All Products
Search
Document Center

Alibaba Cloud Model Studio:Batch inference

Last Updated:Apr 22, 2025

For business scenarios that do not require real-time responses, batch inference can process large-scale data offline at 50% the cost of real-time inference.

Supported models

Text generation models: qwen-max, qwen-plus, qwen-turbo

How to use

1. Create batch inference task

On the Batch Inference page, click Create Batch Task in the upper right corner.

image

Configure the batch inference task and click OK to submit.

Batch task

Description

image

Upload Data File

Upload a data file containing request information.

  • Only one file can be uploaded at a time.

  • Make sure the file meets the format requirements. You can click Download Sample File for reference.

  • Ensure that the content and format of each line in the file are correct. Otherwise, file parsing errors will affect task execution. Lines in the same file must request the same model. Otherwise, file parsing errors will occur.

  • You can also use format conversion tools or scripts to convert your request file into a JSONL file that meets the requirements. See Convert CSV to JSONL.

2. View and manage batch inference tasks

On the task list page, you can view information about the batch tasks.

——

EXERCISE 1 - According to the batch inference page, why must every line in an uploaded data file request the same model?
EXERCISE 2 - Carry on the batch inference page from the point where it stops.
The items are not needed for any of this work.

——

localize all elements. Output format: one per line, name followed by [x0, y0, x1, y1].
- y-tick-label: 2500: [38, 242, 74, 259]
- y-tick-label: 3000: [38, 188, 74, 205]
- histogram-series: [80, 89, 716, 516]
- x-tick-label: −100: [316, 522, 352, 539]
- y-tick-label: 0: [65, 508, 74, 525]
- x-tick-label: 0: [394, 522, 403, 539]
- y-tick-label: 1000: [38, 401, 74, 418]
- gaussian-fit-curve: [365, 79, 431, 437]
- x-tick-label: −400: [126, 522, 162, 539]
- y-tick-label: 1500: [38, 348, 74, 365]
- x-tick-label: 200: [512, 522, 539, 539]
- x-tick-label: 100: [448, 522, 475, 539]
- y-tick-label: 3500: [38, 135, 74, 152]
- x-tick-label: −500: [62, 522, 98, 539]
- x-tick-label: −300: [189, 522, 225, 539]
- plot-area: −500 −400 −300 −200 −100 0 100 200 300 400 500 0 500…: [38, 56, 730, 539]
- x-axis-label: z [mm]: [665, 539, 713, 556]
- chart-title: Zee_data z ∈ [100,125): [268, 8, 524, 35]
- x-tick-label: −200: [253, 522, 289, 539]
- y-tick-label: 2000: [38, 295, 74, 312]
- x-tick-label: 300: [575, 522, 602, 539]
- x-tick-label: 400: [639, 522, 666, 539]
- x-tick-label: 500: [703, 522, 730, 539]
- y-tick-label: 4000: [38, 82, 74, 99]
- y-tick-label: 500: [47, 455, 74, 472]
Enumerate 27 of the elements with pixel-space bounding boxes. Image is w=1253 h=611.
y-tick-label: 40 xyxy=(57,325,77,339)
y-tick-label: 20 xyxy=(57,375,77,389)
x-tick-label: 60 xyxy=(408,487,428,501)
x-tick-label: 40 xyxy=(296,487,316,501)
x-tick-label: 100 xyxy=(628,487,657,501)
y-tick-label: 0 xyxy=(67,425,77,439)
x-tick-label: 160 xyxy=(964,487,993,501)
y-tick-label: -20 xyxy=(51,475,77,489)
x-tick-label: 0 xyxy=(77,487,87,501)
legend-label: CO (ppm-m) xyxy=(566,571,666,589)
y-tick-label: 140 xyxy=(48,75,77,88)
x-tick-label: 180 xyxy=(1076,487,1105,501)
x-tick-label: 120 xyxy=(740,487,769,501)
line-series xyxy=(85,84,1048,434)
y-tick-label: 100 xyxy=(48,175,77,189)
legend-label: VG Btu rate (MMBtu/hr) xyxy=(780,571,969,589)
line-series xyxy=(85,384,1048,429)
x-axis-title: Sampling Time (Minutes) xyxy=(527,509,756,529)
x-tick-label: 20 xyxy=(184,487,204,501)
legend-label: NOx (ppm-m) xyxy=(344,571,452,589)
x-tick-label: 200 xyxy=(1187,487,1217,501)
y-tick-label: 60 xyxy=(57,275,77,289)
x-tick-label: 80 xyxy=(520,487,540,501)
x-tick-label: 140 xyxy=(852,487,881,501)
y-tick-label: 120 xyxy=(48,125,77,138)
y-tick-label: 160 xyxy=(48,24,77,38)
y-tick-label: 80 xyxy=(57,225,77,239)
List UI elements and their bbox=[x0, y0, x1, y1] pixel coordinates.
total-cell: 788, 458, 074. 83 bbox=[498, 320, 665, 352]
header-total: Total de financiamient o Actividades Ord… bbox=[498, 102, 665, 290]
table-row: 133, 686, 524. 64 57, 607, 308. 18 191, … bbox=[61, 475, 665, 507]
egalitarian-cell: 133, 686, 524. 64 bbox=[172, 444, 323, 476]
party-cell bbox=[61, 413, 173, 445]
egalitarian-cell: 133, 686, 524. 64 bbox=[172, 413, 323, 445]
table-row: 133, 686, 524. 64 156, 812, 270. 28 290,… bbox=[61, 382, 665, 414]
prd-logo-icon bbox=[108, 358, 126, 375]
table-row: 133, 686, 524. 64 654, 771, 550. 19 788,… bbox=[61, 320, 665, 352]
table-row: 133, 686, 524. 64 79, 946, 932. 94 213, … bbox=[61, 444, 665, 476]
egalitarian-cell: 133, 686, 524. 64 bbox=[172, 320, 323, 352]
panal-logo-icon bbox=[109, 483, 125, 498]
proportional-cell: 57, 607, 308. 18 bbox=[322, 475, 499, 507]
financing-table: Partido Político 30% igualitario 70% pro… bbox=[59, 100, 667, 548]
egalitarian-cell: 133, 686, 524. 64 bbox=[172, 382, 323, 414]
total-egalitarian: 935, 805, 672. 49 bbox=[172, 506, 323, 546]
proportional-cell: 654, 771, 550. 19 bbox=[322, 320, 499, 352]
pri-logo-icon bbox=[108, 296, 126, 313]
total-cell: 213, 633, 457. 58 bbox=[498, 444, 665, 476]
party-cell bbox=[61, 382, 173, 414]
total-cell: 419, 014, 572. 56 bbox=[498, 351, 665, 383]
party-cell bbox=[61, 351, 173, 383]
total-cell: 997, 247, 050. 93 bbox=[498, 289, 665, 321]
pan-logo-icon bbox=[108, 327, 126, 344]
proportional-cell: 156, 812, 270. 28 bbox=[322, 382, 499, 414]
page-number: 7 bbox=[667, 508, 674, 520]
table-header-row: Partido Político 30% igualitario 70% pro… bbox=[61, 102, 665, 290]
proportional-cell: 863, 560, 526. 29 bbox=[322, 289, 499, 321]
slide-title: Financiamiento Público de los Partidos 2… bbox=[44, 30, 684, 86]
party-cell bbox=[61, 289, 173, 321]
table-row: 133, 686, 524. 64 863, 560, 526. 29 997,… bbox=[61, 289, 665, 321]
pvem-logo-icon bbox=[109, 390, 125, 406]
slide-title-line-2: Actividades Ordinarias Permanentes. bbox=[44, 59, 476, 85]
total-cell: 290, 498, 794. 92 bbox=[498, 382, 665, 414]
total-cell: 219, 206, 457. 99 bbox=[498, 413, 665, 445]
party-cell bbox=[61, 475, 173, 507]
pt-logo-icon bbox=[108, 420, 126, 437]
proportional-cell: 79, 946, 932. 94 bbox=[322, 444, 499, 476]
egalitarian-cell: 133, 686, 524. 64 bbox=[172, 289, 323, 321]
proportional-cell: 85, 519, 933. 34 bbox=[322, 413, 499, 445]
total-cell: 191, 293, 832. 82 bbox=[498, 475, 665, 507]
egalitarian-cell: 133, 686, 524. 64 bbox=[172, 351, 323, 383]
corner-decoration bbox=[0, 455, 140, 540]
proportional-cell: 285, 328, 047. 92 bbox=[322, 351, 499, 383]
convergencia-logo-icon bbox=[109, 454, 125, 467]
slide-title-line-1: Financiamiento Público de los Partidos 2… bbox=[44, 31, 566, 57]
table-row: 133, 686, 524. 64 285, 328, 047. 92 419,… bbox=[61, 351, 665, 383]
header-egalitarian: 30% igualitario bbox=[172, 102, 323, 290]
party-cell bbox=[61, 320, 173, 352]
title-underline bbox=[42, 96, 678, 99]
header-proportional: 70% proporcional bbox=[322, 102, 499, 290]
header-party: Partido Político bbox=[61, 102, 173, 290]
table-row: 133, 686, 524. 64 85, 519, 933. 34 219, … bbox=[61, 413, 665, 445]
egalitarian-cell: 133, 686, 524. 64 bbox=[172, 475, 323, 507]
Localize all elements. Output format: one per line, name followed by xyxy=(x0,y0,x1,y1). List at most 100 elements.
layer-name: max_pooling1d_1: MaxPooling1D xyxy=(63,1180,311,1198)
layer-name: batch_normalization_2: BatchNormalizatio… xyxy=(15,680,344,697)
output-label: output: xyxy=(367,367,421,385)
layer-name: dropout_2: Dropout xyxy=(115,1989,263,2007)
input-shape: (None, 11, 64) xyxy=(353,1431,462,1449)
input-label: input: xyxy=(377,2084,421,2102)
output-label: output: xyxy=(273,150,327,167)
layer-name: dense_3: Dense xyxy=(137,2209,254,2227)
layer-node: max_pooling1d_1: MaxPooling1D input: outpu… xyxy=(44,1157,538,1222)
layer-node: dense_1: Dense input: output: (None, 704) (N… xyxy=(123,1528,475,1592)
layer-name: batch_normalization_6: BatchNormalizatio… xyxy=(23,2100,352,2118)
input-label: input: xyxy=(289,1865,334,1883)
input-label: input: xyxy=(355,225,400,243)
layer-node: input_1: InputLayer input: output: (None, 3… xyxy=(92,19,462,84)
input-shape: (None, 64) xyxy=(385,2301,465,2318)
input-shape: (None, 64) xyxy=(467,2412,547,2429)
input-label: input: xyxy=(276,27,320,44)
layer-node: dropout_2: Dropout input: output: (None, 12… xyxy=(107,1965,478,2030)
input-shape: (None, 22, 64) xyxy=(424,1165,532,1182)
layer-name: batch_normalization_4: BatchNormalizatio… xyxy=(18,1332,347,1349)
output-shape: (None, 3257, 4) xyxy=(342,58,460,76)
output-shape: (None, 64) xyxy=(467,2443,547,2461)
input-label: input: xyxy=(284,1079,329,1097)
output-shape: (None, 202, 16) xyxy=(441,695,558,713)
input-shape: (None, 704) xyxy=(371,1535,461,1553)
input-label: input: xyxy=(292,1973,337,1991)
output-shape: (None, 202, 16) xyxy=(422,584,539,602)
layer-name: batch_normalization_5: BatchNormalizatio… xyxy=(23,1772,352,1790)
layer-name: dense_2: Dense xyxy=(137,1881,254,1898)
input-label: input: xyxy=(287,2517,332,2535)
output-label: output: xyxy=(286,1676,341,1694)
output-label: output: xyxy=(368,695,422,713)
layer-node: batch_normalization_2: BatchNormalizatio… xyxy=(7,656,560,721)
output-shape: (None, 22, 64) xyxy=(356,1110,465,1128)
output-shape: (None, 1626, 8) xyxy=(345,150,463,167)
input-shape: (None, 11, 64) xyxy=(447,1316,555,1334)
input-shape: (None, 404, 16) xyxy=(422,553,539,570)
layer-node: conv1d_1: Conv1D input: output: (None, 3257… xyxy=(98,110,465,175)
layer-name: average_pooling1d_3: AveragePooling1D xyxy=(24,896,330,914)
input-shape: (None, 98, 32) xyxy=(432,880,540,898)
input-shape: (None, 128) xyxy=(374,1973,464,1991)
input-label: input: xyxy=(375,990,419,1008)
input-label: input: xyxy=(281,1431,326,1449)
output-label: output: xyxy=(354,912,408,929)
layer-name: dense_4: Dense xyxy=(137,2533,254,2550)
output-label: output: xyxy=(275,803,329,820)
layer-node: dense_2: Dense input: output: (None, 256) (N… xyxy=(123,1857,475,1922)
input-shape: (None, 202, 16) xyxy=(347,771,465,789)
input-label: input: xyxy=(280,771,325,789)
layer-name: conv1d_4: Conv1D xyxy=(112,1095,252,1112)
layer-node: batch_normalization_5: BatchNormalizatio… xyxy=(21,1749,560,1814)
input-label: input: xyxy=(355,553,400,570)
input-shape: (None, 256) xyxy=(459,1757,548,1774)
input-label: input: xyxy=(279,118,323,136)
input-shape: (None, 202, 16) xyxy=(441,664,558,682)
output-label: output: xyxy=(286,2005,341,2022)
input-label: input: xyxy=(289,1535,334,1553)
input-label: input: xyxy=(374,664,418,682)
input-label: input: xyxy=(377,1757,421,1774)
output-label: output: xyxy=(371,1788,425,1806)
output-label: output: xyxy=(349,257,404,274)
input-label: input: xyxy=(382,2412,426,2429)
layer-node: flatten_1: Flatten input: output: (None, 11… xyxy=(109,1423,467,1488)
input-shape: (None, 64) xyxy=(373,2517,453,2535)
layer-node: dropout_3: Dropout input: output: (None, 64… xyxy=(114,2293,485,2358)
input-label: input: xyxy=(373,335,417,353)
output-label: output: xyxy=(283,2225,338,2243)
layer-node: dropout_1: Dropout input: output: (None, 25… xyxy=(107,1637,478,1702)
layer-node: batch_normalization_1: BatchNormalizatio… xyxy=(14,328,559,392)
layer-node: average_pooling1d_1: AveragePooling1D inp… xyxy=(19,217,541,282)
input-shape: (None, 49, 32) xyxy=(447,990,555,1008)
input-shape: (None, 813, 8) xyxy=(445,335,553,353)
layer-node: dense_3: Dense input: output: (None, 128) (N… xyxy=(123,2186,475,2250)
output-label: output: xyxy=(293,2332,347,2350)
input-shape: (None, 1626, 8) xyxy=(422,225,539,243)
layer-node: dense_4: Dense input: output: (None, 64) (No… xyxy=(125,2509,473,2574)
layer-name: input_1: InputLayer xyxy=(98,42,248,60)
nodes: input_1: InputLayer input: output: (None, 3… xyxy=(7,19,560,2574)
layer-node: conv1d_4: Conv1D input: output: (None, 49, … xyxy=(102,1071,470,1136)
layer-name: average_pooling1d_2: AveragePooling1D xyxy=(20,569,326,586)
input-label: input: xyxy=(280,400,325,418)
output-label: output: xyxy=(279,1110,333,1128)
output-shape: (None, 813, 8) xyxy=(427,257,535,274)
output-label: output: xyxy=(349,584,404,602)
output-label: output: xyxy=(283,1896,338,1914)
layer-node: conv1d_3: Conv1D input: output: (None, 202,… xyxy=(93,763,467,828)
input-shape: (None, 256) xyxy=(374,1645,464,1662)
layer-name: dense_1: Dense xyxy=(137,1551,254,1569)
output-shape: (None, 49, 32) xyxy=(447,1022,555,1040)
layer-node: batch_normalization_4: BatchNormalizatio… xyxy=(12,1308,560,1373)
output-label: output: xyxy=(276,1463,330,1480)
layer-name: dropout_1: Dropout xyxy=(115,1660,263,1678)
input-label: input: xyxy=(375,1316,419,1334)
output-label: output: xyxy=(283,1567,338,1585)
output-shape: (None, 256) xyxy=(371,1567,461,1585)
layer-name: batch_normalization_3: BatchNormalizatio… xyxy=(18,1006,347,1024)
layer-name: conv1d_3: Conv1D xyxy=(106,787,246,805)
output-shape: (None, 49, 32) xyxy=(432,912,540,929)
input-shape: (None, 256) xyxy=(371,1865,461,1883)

——

EXPECTED ANSWER 1 - If lines in the same file request different models, file parsing errors will occur. Such parsing errors affect task execution.

EXPECTED ANSWER 2 -
  • The Task Progress column displays "Number of processed requests/Total number of requests".

  • Task Status:

    • For tasks with status Executing and Validating, you can click Cancel Task. For Completed tasks, you can click View Results.

      image

    • For Failed tasks, hover over the status to check the error message.

      image

Query by workspace

Batch inference tasks created in each workspace are automatically assigned to the workspace of the creator. You can filter the tasks by workspaces. You can also enter Task Name or Task ID in the Search Box, and click image to start query.

Workspace permission descriptions:

  • All: View tasks from all workspaces.

  • Default Workspace: View tasks only from the default workspace.

  • Name of sub-workspace: View tasks only from the selected workspace.

image

3. Download result file

After a batch inference task is completed, you can click View Results to check and download the result file.

For Completed or Stopped tasks, the results are saved in the result file, and error messages are saved in the error file.

Failed status indicates that file parsing failed. No result file or error file will be returned. Hover over the status to view the error messages and check your uploaded file accordingly.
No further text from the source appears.